⟨

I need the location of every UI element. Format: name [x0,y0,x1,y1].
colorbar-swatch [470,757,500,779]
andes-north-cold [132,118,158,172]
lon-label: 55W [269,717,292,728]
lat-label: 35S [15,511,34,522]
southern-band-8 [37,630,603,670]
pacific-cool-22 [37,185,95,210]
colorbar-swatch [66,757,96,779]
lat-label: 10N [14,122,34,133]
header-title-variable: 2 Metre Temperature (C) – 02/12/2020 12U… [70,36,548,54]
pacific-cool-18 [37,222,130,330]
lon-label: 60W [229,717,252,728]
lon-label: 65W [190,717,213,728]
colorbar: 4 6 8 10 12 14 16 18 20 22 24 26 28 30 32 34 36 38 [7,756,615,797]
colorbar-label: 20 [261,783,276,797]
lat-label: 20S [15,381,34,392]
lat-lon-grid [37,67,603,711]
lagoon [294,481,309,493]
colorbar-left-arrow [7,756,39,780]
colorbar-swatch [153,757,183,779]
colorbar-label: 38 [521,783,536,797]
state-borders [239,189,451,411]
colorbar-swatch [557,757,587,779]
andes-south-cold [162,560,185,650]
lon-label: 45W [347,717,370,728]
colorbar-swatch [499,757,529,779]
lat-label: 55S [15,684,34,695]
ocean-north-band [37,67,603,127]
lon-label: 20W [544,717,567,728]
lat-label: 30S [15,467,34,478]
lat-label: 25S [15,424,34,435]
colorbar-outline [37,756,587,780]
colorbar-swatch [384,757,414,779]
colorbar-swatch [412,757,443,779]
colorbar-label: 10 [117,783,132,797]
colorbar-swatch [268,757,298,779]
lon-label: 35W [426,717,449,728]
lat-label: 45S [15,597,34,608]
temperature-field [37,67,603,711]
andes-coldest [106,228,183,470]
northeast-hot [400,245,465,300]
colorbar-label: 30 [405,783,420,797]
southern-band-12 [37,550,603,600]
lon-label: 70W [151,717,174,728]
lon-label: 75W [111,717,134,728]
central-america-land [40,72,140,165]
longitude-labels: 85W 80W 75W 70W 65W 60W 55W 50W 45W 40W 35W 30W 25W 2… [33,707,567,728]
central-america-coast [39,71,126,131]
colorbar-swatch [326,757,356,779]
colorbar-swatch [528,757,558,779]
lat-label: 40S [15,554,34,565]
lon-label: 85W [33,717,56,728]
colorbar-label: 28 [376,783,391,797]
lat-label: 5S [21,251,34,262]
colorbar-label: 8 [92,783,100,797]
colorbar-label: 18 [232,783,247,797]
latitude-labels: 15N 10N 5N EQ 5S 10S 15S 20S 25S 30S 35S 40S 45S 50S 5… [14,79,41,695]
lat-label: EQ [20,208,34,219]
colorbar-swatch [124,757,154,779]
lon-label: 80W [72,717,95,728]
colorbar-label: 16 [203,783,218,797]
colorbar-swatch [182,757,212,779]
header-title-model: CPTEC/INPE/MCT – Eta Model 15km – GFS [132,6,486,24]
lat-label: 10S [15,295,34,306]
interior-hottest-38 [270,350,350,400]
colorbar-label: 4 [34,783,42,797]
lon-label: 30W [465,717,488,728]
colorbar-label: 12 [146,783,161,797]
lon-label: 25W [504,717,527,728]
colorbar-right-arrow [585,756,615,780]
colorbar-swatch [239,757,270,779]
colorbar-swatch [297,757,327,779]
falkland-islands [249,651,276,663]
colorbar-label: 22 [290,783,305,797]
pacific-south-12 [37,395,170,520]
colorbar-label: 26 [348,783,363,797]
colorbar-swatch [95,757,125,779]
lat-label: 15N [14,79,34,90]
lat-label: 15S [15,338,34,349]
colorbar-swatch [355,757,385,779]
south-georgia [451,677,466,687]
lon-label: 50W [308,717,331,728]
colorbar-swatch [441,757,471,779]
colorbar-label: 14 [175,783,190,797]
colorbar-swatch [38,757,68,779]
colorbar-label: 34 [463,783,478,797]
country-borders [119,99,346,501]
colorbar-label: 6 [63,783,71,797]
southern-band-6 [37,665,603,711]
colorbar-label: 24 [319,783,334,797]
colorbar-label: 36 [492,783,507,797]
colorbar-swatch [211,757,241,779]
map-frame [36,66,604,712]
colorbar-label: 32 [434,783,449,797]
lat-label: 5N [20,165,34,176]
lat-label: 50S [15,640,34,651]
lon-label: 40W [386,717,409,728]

⟩

**What you are asked to do**
Write out all of the data above word for word, keeping every line in its original order and form.

**Exercise output**
I need the location of every UI element. Format: name [x0,y0,x1,y1].
colorbar-swatch [470,757,500,779]
andes-north-cold [132,118,158,172]
lon-label: 55W [269,717,292,728]
lat-label: 35S [15,511,34,522]
southern-band-8 [37,630,603,670]
pacific-cool-22 [37,185,95,210]
colorbar-swatch [66,757,96,779]
lat-label: 10N [14,122,34,133]
header-title-variable: 2 Metre Temperature (C) – 02/12/2020 12U… [70,36,548,54]
pacific-cool-18 [37,222,130,330]
lon-label: 60W [229,717,252,728]
lon-label: 65W [190,717,213,728]
colorbar: 4 6 8 10 12 14 16 18 20 22 24 26 28 30 32 34 36 38 [7,756,615,797]
colorbar-label: 20 [261,783,276,797]
lat-label: 20S [15,381,34,392]
lat-lon-grid [37,67,603,711]
lagoon [294,481,309,493]
colorbar-left-arrow [7,756,39,780]
colorbar-swatch [153,757,183,779]
colorbar-label: 38 [521,783,536,797]
state-borders [239,189,451,411]
colorbar-swatch [557,757,587,779]
andes-south-cold [162,560,185,650]
lon-label: 45W [347,717,370,728]
colorbar-swatch [499,757,529,779]
lat-label: 55S [15,684,34,695]
ocean-north-band [37,67,603,127]
lon-label: 20W [544,717,567,728]
lat-label: 30S [15,467,34,478]
lat-label: 25S [15,424,34,435]
colorbar-outline [37,756,587,780]
colorbar-swatch [384,757,414,779]
colorbar-swatch [412,757,443,779]
colorbar-label: 10 [117,783,132,797]
colorbar-swatch [268,757,298,779]
lon-label: 35W [426,717,449,728]
lat-label: 45S [15,597,34,608]
temperature-field [37,67,603,711]
andes-coldest [106,228,183,470]
northeast-hot [400,245,465,300]
colorbar-label: 30 [405,783,420,797]
southern-band-12 [37,550,603,600]
lon-label: 70W [151,717,174,728]
lon-label: 75W [111,717,134,728]
central-america-land [40,72,140,165]
longitude-labels: 85W 80W 75W 70W 65W 60W 55W 50W 45W 40W 35W 30W 25W 2… [33,707,567,728]
central-america-coast [39,71,126,131]
colorbar-swatch [326,757,356,779]
colorbar-swatch [528,757,558,779]
lat-label: 40S [15,554,34,565]
lon-label: 85W [33,717,56,728]
colorbar-label: 28 [376,783,391,797]
lat-label: 5S [21,251,34,262]
colorbar-label: 8 [92,783,100,797]
colorbar-label: 18 [232,783,247,797]
latitude-labels: 15N 10N 5N EQ 5S 10S 15S 20S 25S 30S 35S 40S 45S 50S 5… [14,79,41,695]
lat-label: EQ [20,208,34,219]
colorbar-swatch [124,757,154,779]
lon-label: 80W [72,717,95,728]
colorbar-label: 16 [203,783,218,797]
colorbar-swatch [182,757,212,779]
header-title-model: CPTEC/INPE/MCT – Eta Model 15km – GFS [132,6,486,24]
lat-label: 10S [15,295,34,306]
interior-hottest-38 [270,350,350,400]
colorbar-label: 4 [34,783,42,797]
lon-label: 30W [465,717,488,728]
colorbar-label: 12 [146,783,161,797]
lon-label: 25W [504,717,527,728]
colorbar-right-arrow [585,756,615,780]
colorbar-swatch [239,757,270,779]
colorbar-swatch [297,757,327,779]
falkland-islands [249,651,276,663]
colorbar-label: 22 [290,783,305,797]
pacific-south-12 [37,395,170,520]
colorbar-label: 26 [348,783,363,797]
colorbar-swatch [95,757,125,779]
lat-label: 15N [14,79,34,90]
lat-label: 15S [15,338,34,349]
colorbar-swatch [355,757,385,779]
south-georgia [451,677,466,687]
lon-label: 50W [308,717,331,728]
colorbar-swatch [441,757,471,779]
colorbar-label: 14 [175,783,190,797]
colorbar-swatch [38,757,68,779]
colorbar-label: 34 [463,783,478,797]
country-borders [119,99,346,501]
colorbar-label: 6 [63,783,71,797]
southern-band-6 [37,665,603,711]
colorbar-label: 24 [319,783,334,797]
colorbar-label: 36 [492,783,507,797]
colorbar-swatch [211,757,241,779]
map-frame [36,66,604,712]
colorbar-label: 32 [434,783,449,797]
lat-label: 5N [20,165,34,176]
lat-label: 50S [15,640,34,651]
lon-label: 40W [386,717,409,728]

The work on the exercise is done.